- [SUPPLIED RECORDS]
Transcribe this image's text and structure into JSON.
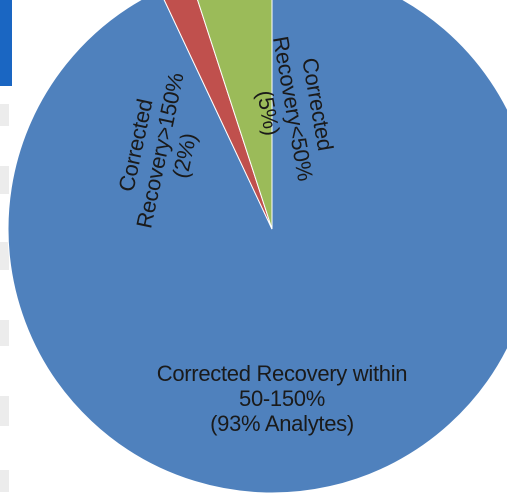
{
  "chart_data": {
    "type": "pie",
    "categories": [
      "Corrected Recovery within 50-150%",
      "Corrected Recovery>150%",
      "Corrected Recovery<50%"
    ],
    "values": [
      93,
      2,
      5
    ],
    "value_labels": [
      "(93% Analytes)",
      "(2%)",
      "(5%)"
    ],
    "colors": [
      "#4f81bd",
      "#c0504d",
      "#9bbb59"
    ]
  }
}
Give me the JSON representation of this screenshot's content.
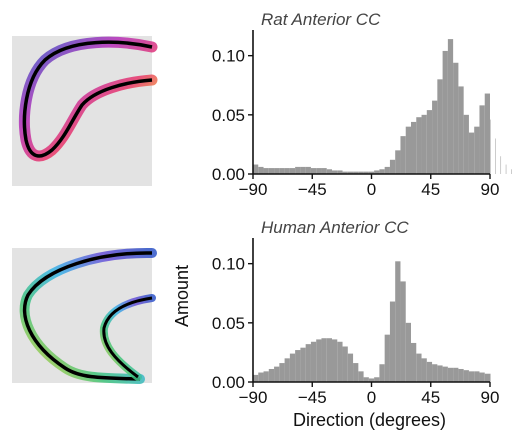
{
  "colors": {
    "bar": "#999999",
    "axis": "#111111",
    "thumb_bg": "#e3e3e3",
    "outline": "#000000"
  },
  "thumbnails": [
    {
      "name": "rat-cc-orientation-thumbnail",
      "icon": "tract-orientation-map"
    },
    {
      "name": "human-cc-orientation-thumbnail",
      "icon": "tract-orientation-map"
    }
  ],
  "chart_data": [
    {
      "type": "bar",
      "title": "Rat Anterior CC",
      "xlabel": "",
      "ylabel": "",
      "xlim": [
        -90,
        90
      ],
      "ylim": [
        0,
        0.12
      ],
      "x_ticks": [
        -90,
        -45,
        0,
        45,
        90
      ],
      "x_tick_labels": [
        "−90",
        "−45",
        "0",
        "45",
        "90"
      ],
      "y_ticks": [
        0.0,
        0.05,
        0.1
      ],
      "y_tick_labels": [
        "0.00",
        "0.05",
        "0.10"
      ],
      "grid": false,
      "bin_width": 4,
      "bin_start": -90,
      "values": [
        0.008,
        0.006,
        0.005,
        0.005,
        0.005,
        0.005,
        0.005,
        0.005,
        0.006,
        0.006,
        0.006,
        0.005,
        0.005,
        0.005,
        0.004,
        0.003,
        0.003,
        0.002,
        0.002,
        0.002,
        0.002,
        0.002,
        0.002,
        0.003,
        0.004,
        0.006,
        0.012,
        0.02,
        0.032,
        0.04,
        0.044,
        0.048,
        0.05,
        0.054,
        0.062,
        0.08,
        0.104,
        0.114,
        0.094,
        0.074,
        0.05,
        0.035,
        0.04,
        0.058,
        0.068,
        0.046,
        0.03,
        0.015,
        0.008,
        0.004
      ]
    },
    {
      "type": "bar",
      "title": "Human Anterior CC",
      "xlabel": "Direction (degrees)",
      "ylabel": "Amount",
      "xlim": [
        -90,
        90
      ],
      "ylim": [
        0,
        0.12
      ],
      "x_ticks": [
        -90,
        -45,
        0,
        45,
        90
      ],
      "x_tick_labels": [
        "−90",
        "−45",
        "0",
        "45",
        "90"
      ],
      "y_ticks": [
        0.0,
        0.05,
        0.1
      ],
      "y_tick_labels": [
        "0.00",
        "0.05",
        "0.10"
      ],
      "grid": false,
      "bin_width": 4,
      "bin_start": -90,
      "values": [
        0.006,
        0.008,
        0.009,
        0.011,
        0.013,
        0.016,
        0.02,
        0.024,
        0.027,
        0.029,
        0.032,
        0.034,
        0.036,
        0.037,
        0.037,
        0.036,
        0.034,
        0.03,
        0.024,
        0.016,
        0.009,
        0.004,
        0.003,
        0.004,
        0.015,
        0.04,
        0.068,
        0.102,
        0.085,
        0.05,
        0.033,
        0.024,
        0.02,
        0.017,
        0.015,
        0.014,
        0.013,
        0.012,
        0.012,
        0.011,
        0.01,
        0.009,
        0.009,
        0.008,
        0.007,
        0.007
      ]
    }
  ]
}
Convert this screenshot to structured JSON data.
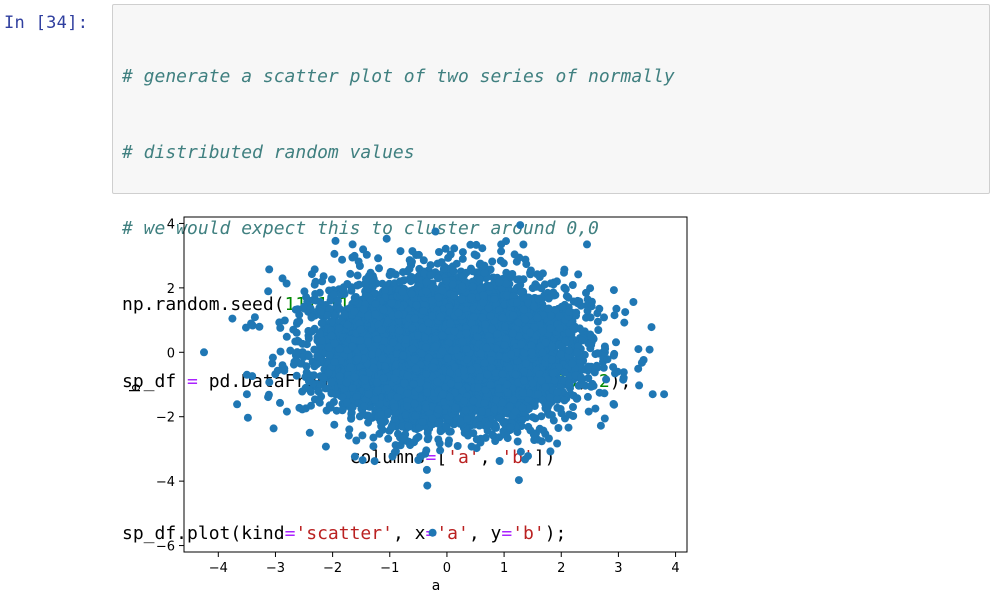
{
  "cell": {
    "prompt": "In [34]:",
    "lines": [
      "# generate a scatter plot of two series of normally",
      "# distributed random values",
      "# we would expect this to cluster around 0,0",
      "np.random.seed(111111)",
      "sp_df = pd.DataFrame(np.random.randn(10000, 2),",
      "                     columns=['a', 'b'])",
      "sp_df.plot(kind='scatter', x='a', y='b');"
    ]
  },
  "colors": {
    "marker": "#1f77b4",
    "prompt": "#303f9f",
    "comment": "#408080"
  },
  "chart_data": {
    "type": "scatter",
    "title": "",
    "xlabel": "a",
    "ylabel": "b",
    "xlim": [
      -4.6,
      4.2
    ],
    "ylim": [
      -6.2,
      4.2
    ],
    "xticks": [
      -4,
      -3,
      -2,
      -1,
      0,
      1,
      2,
      3,
      4
    ],
    "xtick_labels": [
      "−4",
      "−3",
      "−2",
      "−1",
      "0",
      "1",
      "2",
      "3",
      "4"
    ],
    "yticks": [
      4,
      2,
      0,
      -2,
      -4,
      -6
    ],
    "ytick_labels": [
      "4",
      "2",
      "0",
      "−2",
      "−4",
      "−6"
    ],
    "grid": false,
    "legend": "none",
    "n_points": 10000,
    "center": [
      0,
      0
    ],
    "std": [
      1,
      1
    ],
    "outliers": [
      [
        -4.25,
        0.0
      ],
      [
        -0.25,
        -5.6
      ],
      [
        -0.35,
        -3.65
      ],
      [
        -0.2,
        3.75
      ],
      [
        3.8,
        -1.3
      ],
      [
        3.6,
        -1.3
      ],
      [
        -3.5,
        -0.7
      ],
      [
        -3.5,
        -1.3
      ],
      [
        3.35,
        0.1
      ],
      [
        2.45,
        3.35
      ],
      [
        -1.65,
        3.35
      ],
      [
        0.95,
        3.35
      ]
    ]
  }
}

- [TASK TO COMPLETE] Skip the images and write out the rest of the listing exactly.

- [CORRECT ANSWER]
Transcribe this image's text and structure into JSON.
{
  "chart_data": {
    "type": "pie",
    "categories": [
      "Corrected Recovery within 50-150%",
      "Corrected Recovery>150%",
      "Corrected Recovery<50%"
    ],
    "values": [
      93,
      2,
      5
    ],
    "value_labels": [
      "(93% Analytes)",
      "(2%)",
      "(5%)"
    ],
    "colors": [
      "#4f81bd",
      "#c0504d",
      "#9bbb59"
    ]
  }
}
Give me the JSON representation of this screenshot's content.
{
  "colors": {
    "bar": "#999999",
    "axis": "#111111",
    "thumb_bg": "#e3e3e3",
    "outline": "#000000"
  },
  "thumbnails": [
    {
      "name": "rat-cc-orientation-thumbnail",
      "icon": "tract-orientation-map"
    },
    {
      "name": "human-cc-orientation-thumbnail",
      "icon": "tract-orientation-map"
    }
  ],
  "chart_data": [
    {
      "type": "bar",
      "title": "Rat Anterior CC",
      "xlabel": "",
      "ylabel": "",
      "xlim": [
        -90,
        90
      ],
      "ylim": [
        0,
        0.12
      ],
      "x_ticks": [
        -90,
        -45,
        0,
        45,
        90
      ],
      "x_tick_labels": [
        "−90",
        "−45",
        "0",
        "45",
        "90"
      ],
      "y_ticks": [
        0.0,
        0.05,
        0.1
      ],
      "y_tick_labels": [
        "0.00",
        "0.05",
        "0.10"
      ],
      "grid": false,
      "bin_width": 4,
      "bin_start": -90,
      "values": [
        0.008,
        0.006,
        0.005,
        0.005,
        0.005,
        0.005,
        0.005,
        0.005,
        0.006,
        0.006,
        0.006,
        0.005,
        0.005,
        0.005,
        0.004,
        0.003,
        0.003,
        0.002,
        0.002,
        0.002,
        0.002,
        0.002,
        0.002,
        0.003,
        0.004,
        0.006,
        0.012,
        0.02,
        0.032,
        0.04,
        0.044,
        0.048,
        0.05,
        0.054,
        0.062,
        0.08,
        0.104,
        0.114,
        0.094,
        0.074,
        0.05,
        0.035,
        0.04,
        0.058,
        0.068,
        0.046,
        0.03,
        0.015,
        0.008,
        0.004
      ]
    },
    {
      "type": "bar",
      "title": "Human Anterior CC",
      "xlabel": "Direction (degrees)",
      "ylabel": "Amount",
      "xlim": [
        -90,
        90
      ],
      "ylim": [
        0,
        0.12
      ],
      "x_ticks": [
        -90,
        -45,
        0,
        45,
        90
      ],
      "x_tick_labels": [
        "−90",
        "−45",
        "0",
        "45",
        "90"
      ],
      "y_ticks": [
        0.0,
        0.05,
        0.1
      ],
      "y_tick_labels": [
        "0.00",
        "0.05",
        "0.10"
      ],
      "grid": false,
      "bin_width": 4,
      "bin_start": -90,
      "values": [
        0.006,
        0.008,
        0.009,
        0.011,
        0.013,
        0.016,
        0.02,
        0.024,
        0.027,
        0.029,
        0.032,
        0.034,
        0.036,
        0.037,
        0.037,
        0.036,
        0.034,
        0.03,
        0.024,
        0.016,
        0.009,
        0.004,
        0.003,
        0.004,
        0.015,
        0.04,
        0.068,
        0.102,
        0.085,
        0.05,
        0.033,
        0.024,
        0.02,
        0.017,
        0.015,
        0.014,
        0.013,
        0.012,
        0.012,
        0.011,
        0.01,
        0.009,
        0.009,
        0.008,
        0.007,
        0.007
      ]
    }
  ]
}
Convert this screenshot to structured JSON data.
{
  "cell": {
    "prompt": "In [34]:",
    "lines": [
      "# generate a scatter plot of two series of normally",
      "# distributed random values",
      "# we would expect this to cluster around 0,0",
      "np.random.seed(111111)",
      "sp_df = pd.DataFrame(np.random.randn(10000, 2),",
      "                     columns=['a', 'b'])",
      "sp_df.plot(kind='scatter', x='a', y='b');"
    ]
  },
  "colors": {
    "marker": "#1f77b4",
    "prompt": "#303f9f",
    "comment": "#408080"
  },
  "chart_data": {
    "type": "scatter",
    "title": "",
    "xlabel": "a",
    "ylabel": "b",
    "xlim": [
      -4.6,
      4.2
    ],
    "ylim": [
      -6.2,
      4.2
    ],
    "xticks": [
      -4,
      -3,
      -2,
      -1,
      0,
      1,
      2,
      3,
      4
    ],
    "xtick_labels": [
      "−4",
      "−3",
      "−2",
      "−1",
      "0",
      "1",
      "2",
      "3",
      "4"
    ],
    "yticks": [
      4,
      2,
      0,
      -2,
      -4,
      -6
    ],
    "ytick_labels": [
      "4",
      "2",
      "0",
      "−2",
      "−4",
      "−6"
    ],
    "grid": false,
    "legend": "none",
    "n_points": 10000,
    "center": [
      0,
      0
    ],
    "std": [
      1,
      1
    ],
    "outliers": [
      [
        -4.25,
        0.0
      ],
      [
        -0.25,
        -5.6
      ],
      [
        -0.35,
        -3.65
      ],
      [
        -0.2,
        3.75
      ],
      [
        3.8,
        -1.3
      ],
      [
        3.6,
        -1.3
      ],
      [
        -3.5,
        -0.7
      ],
      [
        -3.5,
        -1.3
      ],
      [
        3.35,
        0.1
      ],
      [
        2.45,
        3.35
      ],
      [
        -1.65,
        3.35
      ],
      [
        0.95,
        3.35
      ]
    ]
  }
}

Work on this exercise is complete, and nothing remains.